• What you need to do: Count every line where "establecidas" occurs. Give the total alone.

• Exercise data:
--*--

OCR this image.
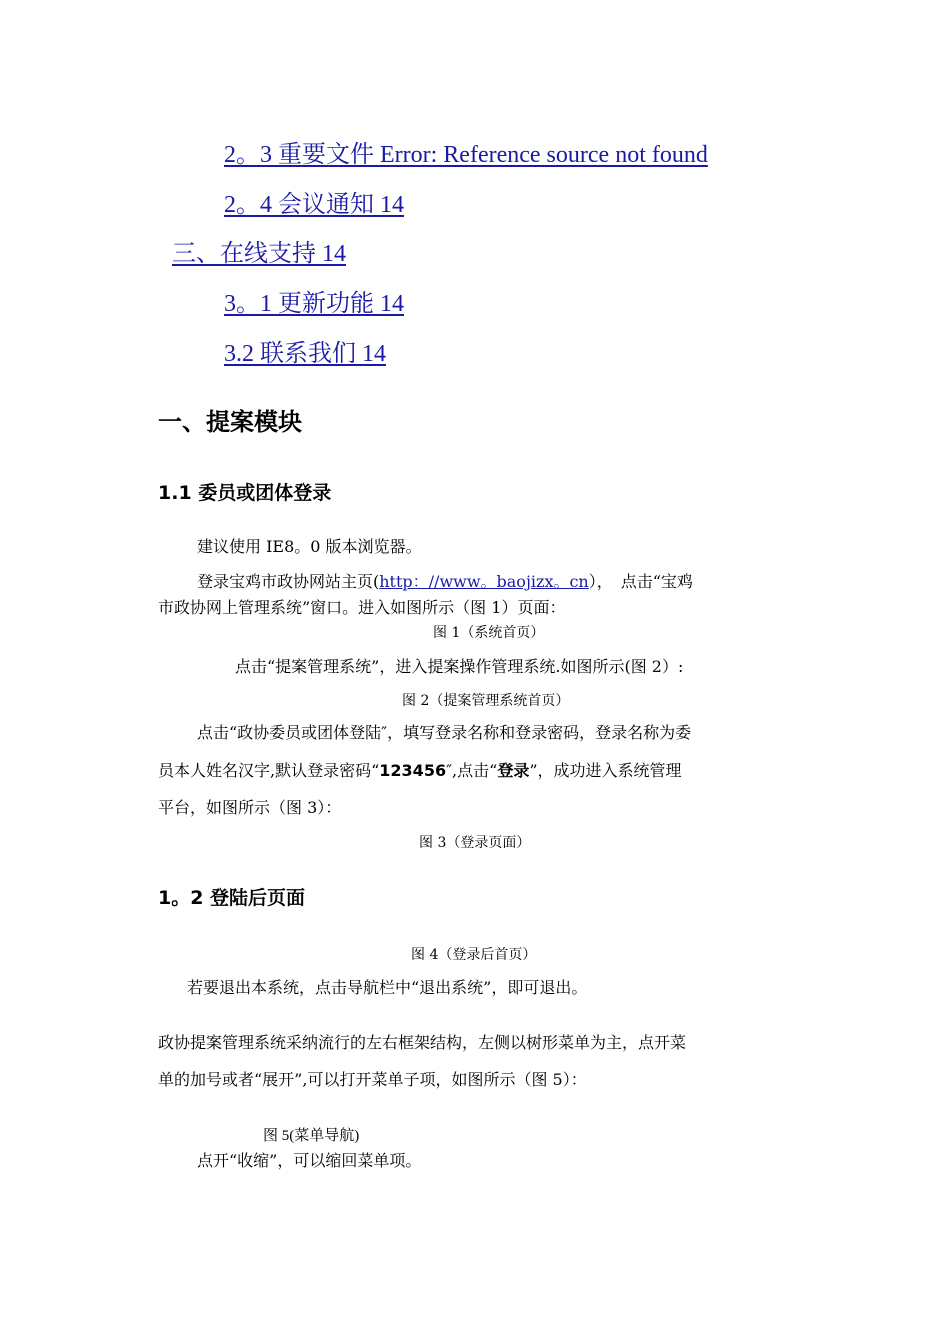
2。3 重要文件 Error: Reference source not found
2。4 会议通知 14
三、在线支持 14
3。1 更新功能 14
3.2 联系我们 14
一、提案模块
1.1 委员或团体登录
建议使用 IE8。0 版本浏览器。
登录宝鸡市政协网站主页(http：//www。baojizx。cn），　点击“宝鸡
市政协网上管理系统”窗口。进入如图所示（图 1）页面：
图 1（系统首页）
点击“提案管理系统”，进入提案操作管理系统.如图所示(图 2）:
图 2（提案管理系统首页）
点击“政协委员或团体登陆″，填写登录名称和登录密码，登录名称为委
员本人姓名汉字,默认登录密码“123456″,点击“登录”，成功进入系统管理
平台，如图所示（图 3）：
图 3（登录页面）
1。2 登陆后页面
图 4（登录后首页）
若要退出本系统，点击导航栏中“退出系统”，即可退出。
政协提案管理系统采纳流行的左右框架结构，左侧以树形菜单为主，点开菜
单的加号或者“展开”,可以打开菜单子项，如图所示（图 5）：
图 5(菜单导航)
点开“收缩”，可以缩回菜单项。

--*--

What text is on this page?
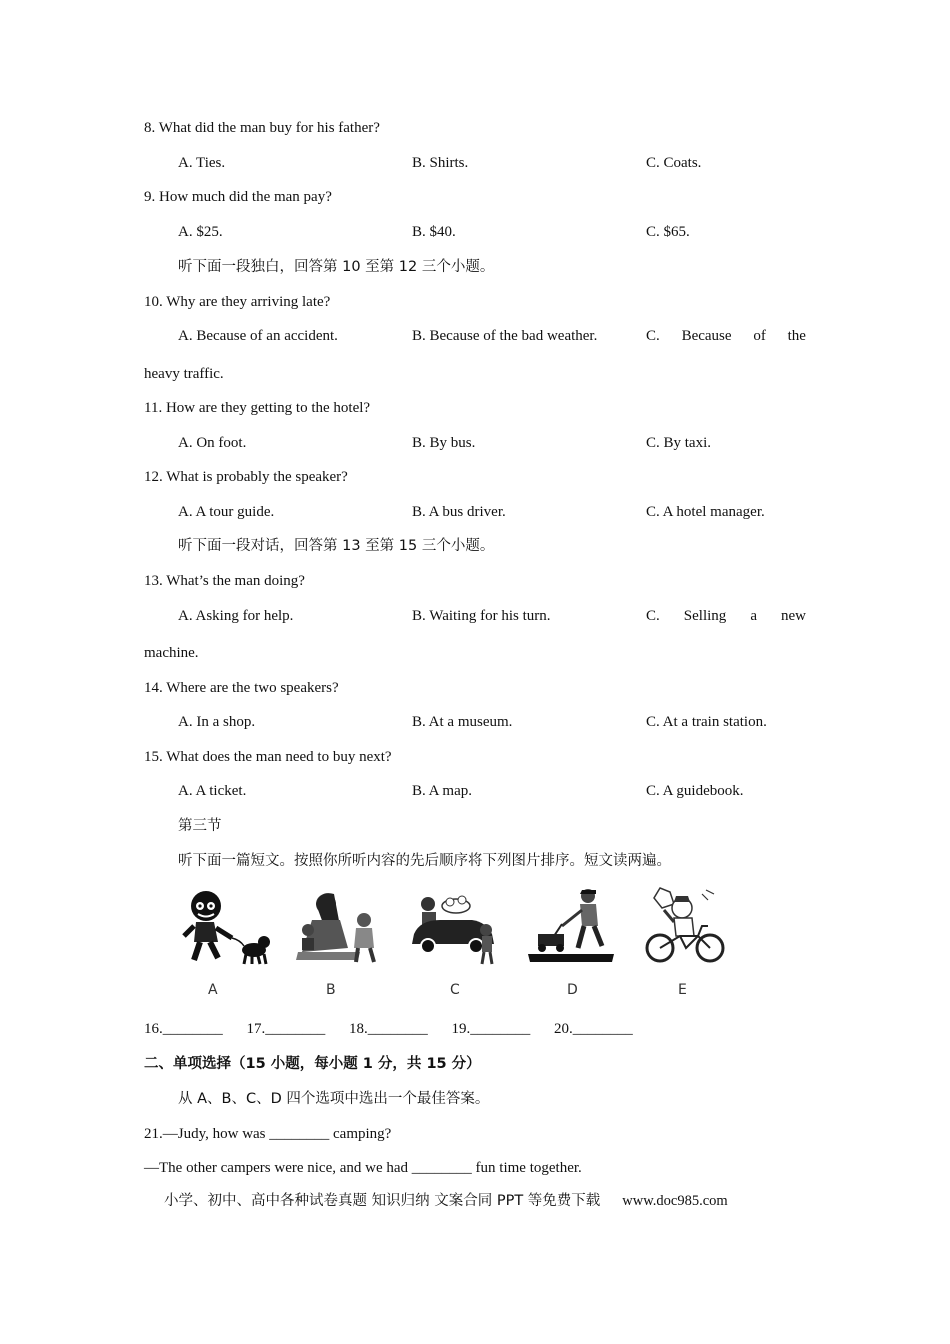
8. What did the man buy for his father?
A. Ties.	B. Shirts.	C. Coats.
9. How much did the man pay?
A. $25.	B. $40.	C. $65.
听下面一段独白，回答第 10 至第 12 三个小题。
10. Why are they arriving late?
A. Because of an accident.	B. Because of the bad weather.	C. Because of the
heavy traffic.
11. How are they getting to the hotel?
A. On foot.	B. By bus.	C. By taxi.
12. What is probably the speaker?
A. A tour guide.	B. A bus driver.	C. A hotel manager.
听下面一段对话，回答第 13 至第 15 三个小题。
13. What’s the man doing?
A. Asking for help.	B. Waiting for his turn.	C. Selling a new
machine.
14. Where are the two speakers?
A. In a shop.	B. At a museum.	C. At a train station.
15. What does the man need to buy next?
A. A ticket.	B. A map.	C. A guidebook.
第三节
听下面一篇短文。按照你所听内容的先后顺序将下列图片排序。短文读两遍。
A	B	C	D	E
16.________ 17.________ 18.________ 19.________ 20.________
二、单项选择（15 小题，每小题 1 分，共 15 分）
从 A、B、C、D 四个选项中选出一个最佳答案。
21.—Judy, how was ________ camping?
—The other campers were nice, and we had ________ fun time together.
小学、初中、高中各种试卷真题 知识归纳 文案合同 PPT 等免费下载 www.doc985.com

--*--

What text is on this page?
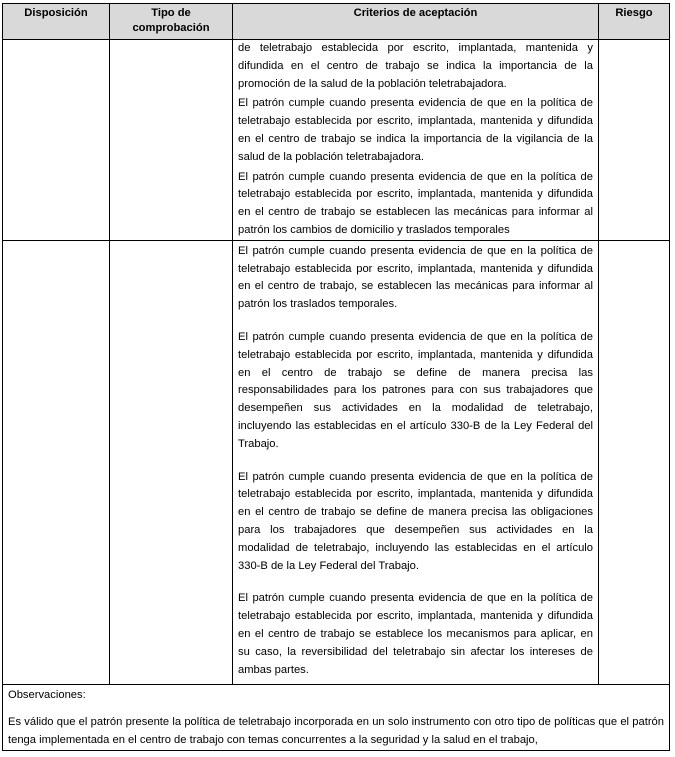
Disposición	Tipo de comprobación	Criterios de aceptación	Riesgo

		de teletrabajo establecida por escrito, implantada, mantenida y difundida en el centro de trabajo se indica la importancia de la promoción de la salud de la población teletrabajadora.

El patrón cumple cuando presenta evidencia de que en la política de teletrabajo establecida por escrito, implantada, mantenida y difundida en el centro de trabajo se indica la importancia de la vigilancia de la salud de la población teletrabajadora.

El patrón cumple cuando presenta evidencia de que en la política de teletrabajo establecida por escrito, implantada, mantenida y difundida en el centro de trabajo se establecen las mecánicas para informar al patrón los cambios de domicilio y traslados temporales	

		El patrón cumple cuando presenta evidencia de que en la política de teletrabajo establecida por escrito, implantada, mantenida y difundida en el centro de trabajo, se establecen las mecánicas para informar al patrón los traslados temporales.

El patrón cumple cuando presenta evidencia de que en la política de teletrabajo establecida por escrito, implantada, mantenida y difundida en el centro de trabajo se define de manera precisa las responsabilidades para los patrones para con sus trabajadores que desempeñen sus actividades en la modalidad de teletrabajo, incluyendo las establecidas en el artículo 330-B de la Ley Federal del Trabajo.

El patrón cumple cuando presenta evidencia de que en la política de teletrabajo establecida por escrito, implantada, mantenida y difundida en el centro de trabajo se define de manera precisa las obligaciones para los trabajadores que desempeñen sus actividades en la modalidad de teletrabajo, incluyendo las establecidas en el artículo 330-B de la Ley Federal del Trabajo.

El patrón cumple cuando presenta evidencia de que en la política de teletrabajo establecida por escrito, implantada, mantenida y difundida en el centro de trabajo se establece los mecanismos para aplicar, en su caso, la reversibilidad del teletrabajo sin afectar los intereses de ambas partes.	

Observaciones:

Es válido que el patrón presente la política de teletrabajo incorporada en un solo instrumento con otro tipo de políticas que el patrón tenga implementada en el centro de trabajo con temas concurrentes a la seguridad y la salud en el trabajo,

--*--

• Result for this task: 2